━━━ EXTRACTED INFORMATION

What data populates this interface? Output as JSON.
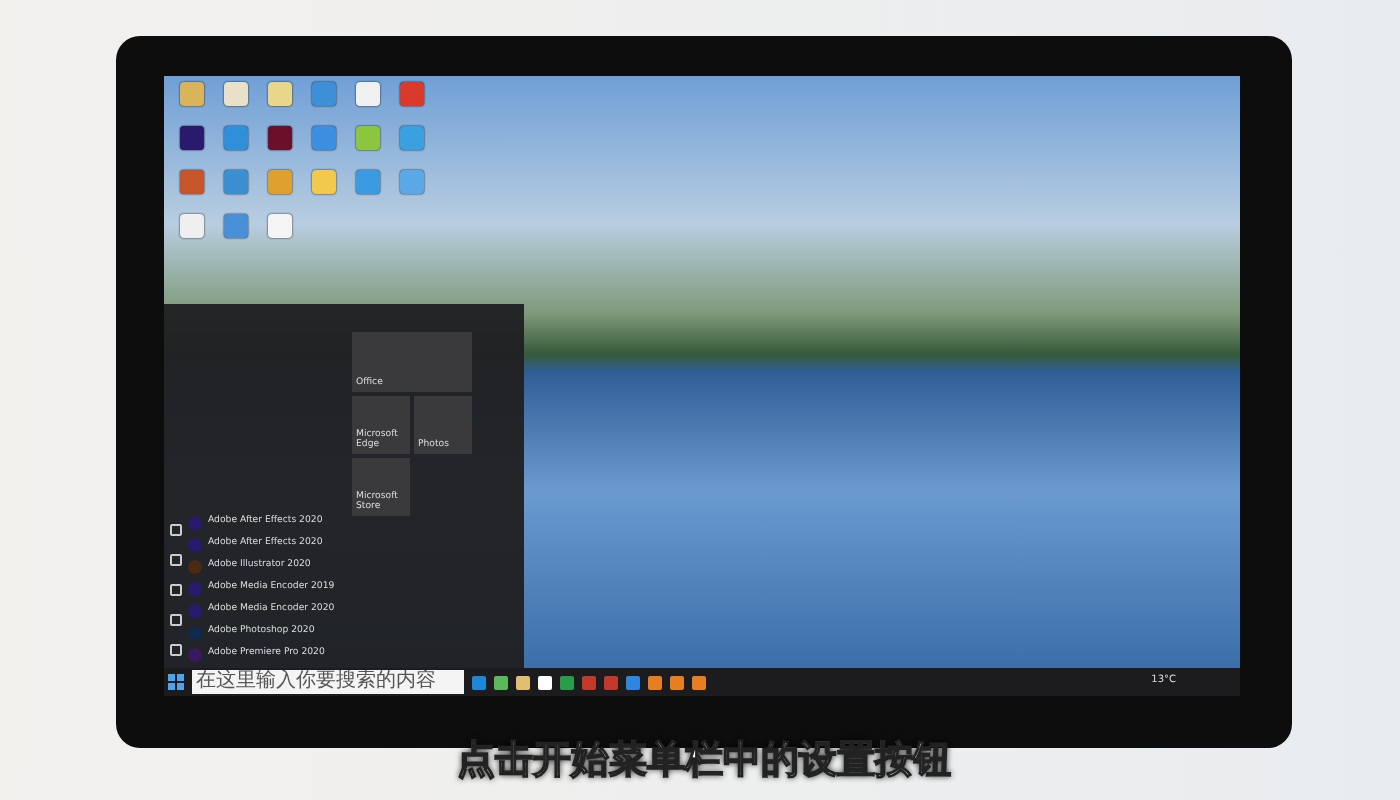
{
  "desktop_icons": [
    {
      "color": "#d9b45a"
    },
    {
      "color": "#e8e0c8"
    },
    {
      "color": "#e8d68a"
    },
    {
      "color": "#3d8fd6"
    },
    {
      "color": "#f0f0f0"
    },
    {
      "color": "#d93a2b"
    },
    {
      "color": "#2a1a6e"
    },
    {
      "color": "#2f8fd8"
    },
    {
      "color": "#6b0f2a"
    },
    {
      "color": "#3c8ee0"
    },
    {
      "color": "#8cc63f"
    },
    {
      "color": "#3aa0e0"
    },
    {
      "color": "#c8552a"
    },
    {
      "color": "#3b8fd0"
    },
    {
      "color": "#e0a030"
    },
    {
      "color": "#f2c94c"
    },
    {
      "color": "#3b9be0"
    },
    {
      "color": "#5aa8e6"
    },
    {
      "color": "#efefef"
    },
    {
      "color": "#4a90d9"
    },
    {
      "color": "#f5f5f5"
    }
  ],
  "start_menu": {
    "apps": [
      {
        "label": "Adobe After Effects 2020",
        "color": "#2a1a6e"
      },
      {
        "label": "Adobe After Effects 2020",
        "color": "#2a1a6e"
      },
      {
        "label": "Adobe Illustrator 2020",
        "color": "#4a2a10"
      },
      {
        "label": "Adobe Media Encoder 2019",
        "color": "#2a1a6e"
      },
      {
        "label": "Adobe Media Encoder 2020",
        "color": "#2a1a6e"
      },
      {
        "label": "Adobe Photoshop 2020",
        "color": "#0f2a4a"
      },
      {
        "label": "Adobe Premiere Pro 2020",
        "color": "#3a1a5e"
      }
    ],
    "tiles": [
      {
        "label": "Office",
        "kind": "large"
      },
      {
        "label": "Microsoft Edge",
        "kind": "medium"
      },
      {
        "label": "Photos",
        "kind": "medium"
      },
      {
        "label": "Microsoft Store",
        "kind": "medium"
      }
    ]
  },
  "taskbar": {
    "search": {
      "placeholder": "在这里输入你要搜索的内容"
    },
    "apps": [
      {
        "color": "#1e88d8"
      },
      {
        "color": "#5cb85c"
      },
      {
        "color": "#e0c070"
      },
      {
        "color": "#ffffff"
      },
      {
        "color": "#2a9d4a"
      },
      {
        "color": "#c0392b"
      },
      {
        "color": "#c0392b"
      },
      {
        "color": "#2e86de"
      },
      {
        "color": "#e67e22"
      },
      {
        "color": "#e67e22"
      },
      {
        "color": "#e67e22"
      }
    ],
    "weather": "13°C"
  },
  "subtitle": "点击开始菜单栏中的设置按钮"
}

━━━━━━

SET PROBLEM —
Transcribe the whole listing exactly. Pictures stay out of your copy.

SOLUTION BELOW —
What data populates this interface? Output as JSON.
{
  "desktop_icons": [
    {
      "color": "#d9b45a"
    },
    {
      "color": "#e8e0c8"
    },
    {
      "color": "#e8d68a"
    },
    {
      "color": "#3d8fd6"
    },
    {
      "color": "#f0f0f0"
    },
    {
      "color": "#d93a2b"
    },
    {
      "color": "#2a1a6e"
    },
    {
      "color": "#2f8fd8"
    },
    {
      "color": "#6b0f2a"
    },
    {
      "color": "#3c8ee0"
    },
    {
      "color": "#8cc63f"
    },
    {
      "color": "#3aa0e0"
    },
    {
      "color": "#c8552a"
    },
    {
      "color": "#3b8fd0"
    },
    {
      "color": "#e0a030"
    },
    {
      "color": "#f2c94c"
    },
    {
      "color": "#3b9be0"
    },
    {
      "color": "#5aa8e6"
    },
    {
      "color": "#efefef"
    },
    {
      "color": "#4a90d9"
    },
    {
      "color": "#f5f5f5"
    }
  ],
  "start_menu": {
    "apps": [
      {
        "label": "Adobe After Effects 2020",
        "color": "#2a1a6e"
      },
      {
        "label": "Adobe After Effects 2020",
        "color": "#2a1a6e"
      },
      {
        "label": "Adobe Illustrator 2020",
        "color": "#4a2a10"
      },
      {
        "label": "Adobe Media Encoder 2019",
        "color": "#2a1a6e"
      },
      {
        "label": "Adobe Media Encoder 2020",
        "color": "#2a1a6e"
      },
      {
        "label": "Adobe Photoshop 2020",
        "color": "#0f2a4a"
      },
      {
        "label": "Adobe Premiere Pro 2020",
        "color": "#3a1a5e"
      }
    ],
    "tiles": [
      {
        "label": "Office",
        "kind": "large"
      },
      {
        "label": "Microsoft Edge",
        "kind": "medium"
      },
      {
        "label": "Photos",
        "kind": "medium"
      },
      {
        "label": "Microsoft Store",
        "kind": "medium"
      }
    ]
  },
  "taskbar": {
    "search": {
      "placeholder": "在这里输入你要搜索的内容"
    },
    "apps": [
      {
        "color": "#1e88d8"
      },
      {
        "color": "#5cb85c"
      },
      {
        "color": "#e0c070"
      },
      {
        "color": "#ffffff"
      },
      {
        "color": "#2a9d4a"
      },
      {
        "color": "#c0392b"
      },
      {
        "color": "#c0392b"
      },
      {
        "color": "#2e86de"
      },
      {
        "color": "#e67e22"
      },
      {
        "color": "#e67e22"
      },
      {
        "color": "#e67e22"
      }
    ],
    "weather": "13°C"
  },
  "subtitle": "点击开始菜单栏中的设置按钮"
}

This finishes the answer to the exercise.